__GIVEN TASK__: Go through the listing below and list every line with "Summer".

__INPUT ROWS__:
==*==

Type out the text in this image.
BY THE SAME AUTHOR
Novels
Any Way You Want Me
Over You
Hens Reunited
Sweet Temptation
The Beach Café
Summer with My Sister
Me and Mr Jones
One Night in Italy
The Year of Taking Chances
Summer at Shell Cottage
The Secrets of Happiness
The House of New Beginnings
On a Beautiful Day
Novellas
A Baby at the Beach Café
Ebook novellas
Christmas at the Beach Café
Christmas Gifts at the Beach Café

==*==

__EXERCISE SOLUTION__:
Summer with My Sister
Summer at Shell Cottage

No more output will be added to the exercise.